— Directions —
Please report every line from the material that contains the word "Pereira".
%%
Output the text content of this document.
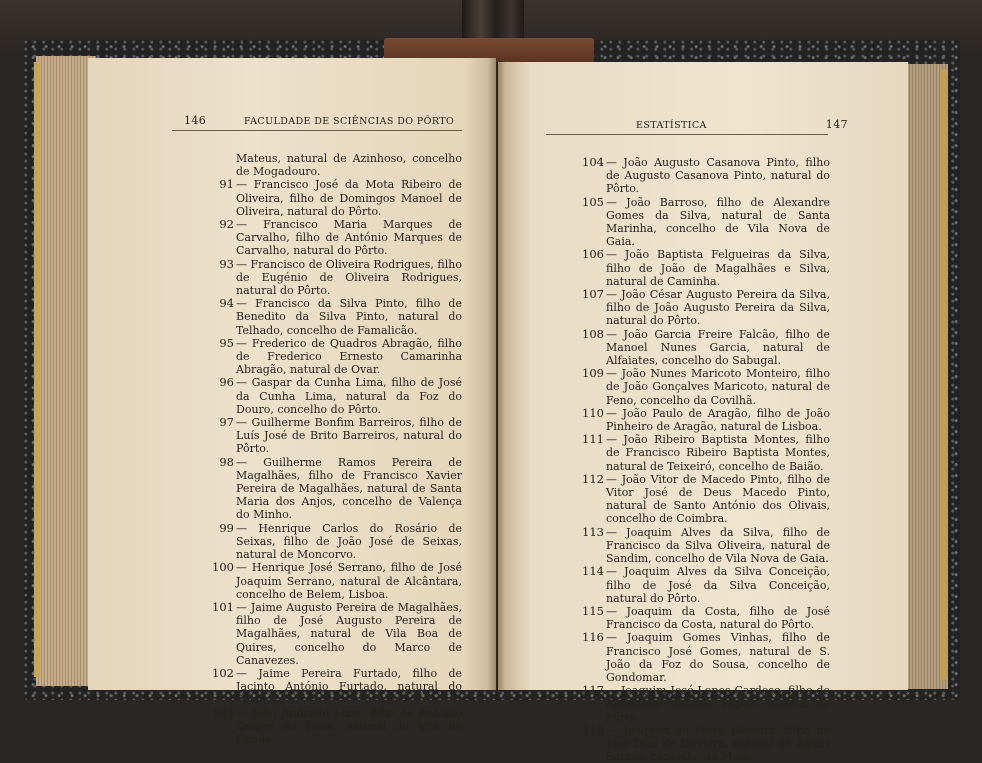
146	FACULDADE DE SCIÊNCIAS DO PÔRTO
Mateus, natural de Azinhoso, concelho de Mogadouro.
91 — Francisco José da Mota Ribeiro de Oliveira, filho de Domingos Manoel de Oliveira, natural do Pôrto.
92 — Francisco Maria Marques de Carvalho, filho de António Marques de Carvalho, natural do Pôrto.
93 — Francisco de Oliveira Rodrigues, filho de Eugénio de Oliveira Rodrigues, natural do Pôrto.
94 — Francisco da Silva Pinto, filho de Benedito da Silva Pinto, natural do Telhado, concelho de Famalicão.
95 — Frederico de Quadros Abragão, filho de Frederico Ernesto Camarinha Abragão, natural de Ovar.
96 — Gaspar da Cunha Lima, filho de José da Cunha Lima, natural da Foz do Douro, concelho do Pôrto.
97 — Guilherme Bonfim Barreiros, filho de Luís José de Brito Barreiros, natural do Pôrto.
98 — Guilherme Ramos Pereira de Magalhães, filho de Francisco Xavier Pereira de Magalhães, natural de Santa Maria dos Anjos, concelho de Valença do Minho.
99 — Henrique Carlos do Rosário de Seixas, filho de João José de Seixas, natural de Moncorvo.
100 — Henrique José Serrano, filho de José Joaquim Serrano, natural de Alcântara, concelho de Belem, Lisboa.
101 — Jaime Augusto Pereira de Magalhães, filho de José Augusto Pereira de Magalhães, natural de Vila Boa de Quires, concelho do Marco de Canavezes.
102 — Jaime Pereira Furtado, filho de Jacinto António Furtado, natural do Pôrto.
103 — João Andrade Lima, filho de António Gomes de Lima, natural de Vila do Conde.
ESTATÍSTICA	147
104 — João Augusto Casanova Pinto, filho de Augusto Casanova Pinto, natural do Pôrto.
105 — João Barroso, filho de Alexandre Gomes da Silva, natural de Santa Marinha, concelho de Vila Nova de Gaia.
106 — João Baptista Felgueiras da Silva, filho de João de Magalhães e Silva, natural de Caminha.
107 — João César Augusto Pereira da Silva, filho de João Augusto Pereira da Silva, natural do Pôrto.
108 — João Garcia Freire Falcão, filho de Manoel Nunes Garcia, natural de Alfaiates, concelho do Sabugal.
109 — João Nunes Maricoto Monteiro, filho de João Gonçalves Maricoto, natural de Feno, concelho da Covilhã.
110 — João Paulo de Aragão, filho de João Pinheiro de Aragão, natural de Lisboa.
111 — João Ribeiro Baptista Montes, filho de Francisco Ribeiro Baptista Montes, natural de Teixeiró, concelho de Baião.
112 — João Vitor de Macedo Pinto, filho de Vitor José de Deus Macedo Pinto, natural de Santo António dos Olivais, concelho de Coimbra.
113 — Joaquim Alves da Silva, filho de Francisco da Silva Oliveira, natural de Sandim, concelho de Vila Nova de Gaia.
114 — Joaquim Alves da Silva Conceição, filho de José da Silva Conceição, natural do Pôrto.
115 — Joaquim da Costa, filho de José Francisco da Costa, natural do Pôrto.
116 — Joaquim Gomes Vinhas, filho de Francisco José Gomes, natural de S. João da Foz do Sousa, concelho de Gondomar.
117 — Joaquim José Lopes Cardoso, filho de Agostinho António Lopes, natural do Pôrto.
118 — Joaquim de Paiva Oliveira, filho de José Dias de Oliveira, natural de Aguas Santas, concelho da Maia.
%%
— Result for this exercise —
98 — Guilherme Ramos Pereira de Magalhães, filho de Francisco Xavier Pereira de Magalhães, natural de Santa Maria dos Anjos, concelho de Valença do Minho.
101 — Jaime Augusto Pereira de Magalhães, filho de José Augusto Pereira de Magalhães, natural de Vila Boa de Quires, concelho do Marco de Canavezes.
102 — Jaime Pereira Furtado, filho de Jacinto António Furtado, natural do Pôrto.
107 — João César Augusto Pereira da Silva, filho de João Augusto Pereira da Silva, natural do Pôrto.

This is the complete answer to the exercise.